Stored records:
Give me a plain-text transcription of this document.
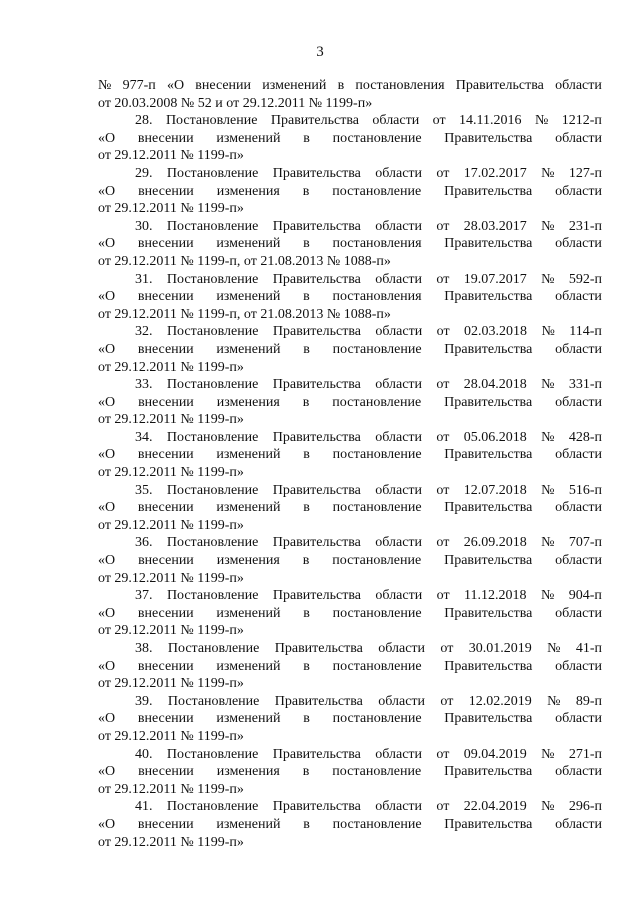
3
№ 977-п «О внесении изменений в постановления Правительства области
от 20.03.2008 № 52 и от 29.12.2011 № 1199-п»
28. Постановление Правительства области от 14.11.2016 № 1212-п
«О внесении изменений в постановление Правительства области
от 29.12.2011 № 1199-п»
29. Постановление Правительства области от 17.02.2017 № 127-п
«О внесении изменения в постановление Правительства области
от 29.12.2011 № 1199-п»
30. Постановление Правительства области от 28.03.2017 № 231-п
«О внесении изменений в постановления Правительства области
от 29.12.2011 № 1199-п, от 21.08.2013 № 1088-п»
31. Постановление Правительства области от 19.07.2017 № 592-п
«О внесении изменений в постановления Правительства области
от 29.12.2011 № 1199-п, от 21.08.2013 № 1088-п»
32. Постановление Правительства области от 02.03.2018 № 114-п
«О внесении изменений в постановление Правительства области
от 29.12.2011 № 1199-п»
33. Постановление Правительства области от 28.04.2018 № 331-п
«О внесении изменения в постановление Правительства области
от 29.12.2011 № 1199-п»
34. Постановление Правительства области от 05.06.2018 № 428-п
«О внесении изменений в постановление Правительства области
от 29.12.2011 № 1199-п»
35. Постановление Правительства области от 12.07.2018 № 516-п
«О внесении изменений в постановление Правительства области
от 29.12.2011 № 1199-п»
36. Постановление Правительства области от 26.09.2018 № 707-п
«О внесении изменения в постановление Правительства области
от 29.12.2011 № 1199-п»
37. Постановление Правительства области от 11.12.2018 № 904-п
«О внесении изменений в постановление Правительства области
от 29.12.2011 № 1199-п»
38. Постановление Правительства области от 30.01.2019 № 41-п
«О внесении изменений в постановление Правительства области
от 29.12.2011 № 1199-п»
39. Постановление Правительства области от 12.02.2019 № 89-п
«О внесении изменений в постановление Правительства области
от 29.12.2011 № 1199-п»
40. Постановление Правительства области от 09.04.2019 № 271-п
«О внесении изменения в постановление Правительства области
от 29.12.2011 № 1199-п»
41. Постановление Правительства области от 22.04.2019 № 296-п
«О внесении изменений в постановление Правительства области
от 29.12.2011 № 1199-п»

Stated problem:
Print each of the records above exactly as written, leaving no picture in the copy.

Reply:
Give me a plain-text transcription of this document.
3
№ 977-п «О внесении изменений в постановления Правительства области
от 20.03.2008 № 52 и от 29.12.2011 № 1199-п»
28. Постановление Правительства области от 14.11.2016 № 1212-п
«О внесении изменений в постановление Правительства области
от 29.12.2011 № 1199-п»
29. Постановление Правительства области от 17.02.2017 № 127-п
«О внесении изменения в постановление Правительства области
от 29.12.2011 № 1199-п»
30. Постановление Правительства области от 28.03.2017 № 231-п
«О внесении изменений в постановления Правительства области
от 29.12.2011 № 1199-п, от 21.08.2013 № 1088-п»
31. Постановление Правительства области от 19.07.2017 № 592-п
«О внесении изменений в постановления Правительства области
от 29.12.2011 № 1199-п, от 21.08.2013 № 1088-п»
32. Постановление Правительства области от 02.03.2018 № 114-п
«О внесении изменений в постановление Правительства области
от 29.12.2011 № 1199-п»
33. Постановление Правительства области от 28.04.2018 № 331-п
«О внесении изменения в постановление Правительства области
от 29.12.2011 № 1199-п»
34. Постановление Правительства области от 05.06.2018 № 428-п
«О внесении изменений в постановление Правительства области
от 29.12.2011 № 1199-п»
35. Постановление Правительства области от 12.07.2018 № 516-п
«О внесении изменений в постановление Правительства области
от 29.12.2011 № 1199-п»
36. Постановление Правительства области от 26.09.2018 № 707-п
«О внесении изменения в постановление Правительства области
от 29.12.2011 № 1199-п»
37. Постановление Правительства области от 11.12.2018 № 904-п
«О внесении изменений в постановление Правительства области
от 29.12.2011 № 1199-п»
38. Постановление Правительства области от 30.01.2019 № 41-п
«О внесении изменений в постановление Правительства области
от 29.12.2011 № 1199-п»
39. Постановление Правительства области от 12.02.2019 № 89-п
«О внесении изменений в постановление Правительства области
от 29.12.2011 № 1199-п»
40. Постановление Правительства области от 09.04.2019 № 271-п
«О внесении изменения в постановление Правительства области
от 29.12.2011 № 1199-п»
41. Постановление Правительства области от 22.04.2019 № 296-п
«О внесении изменений в постановление Правительства области
от 29.12.2011 № 1199-п»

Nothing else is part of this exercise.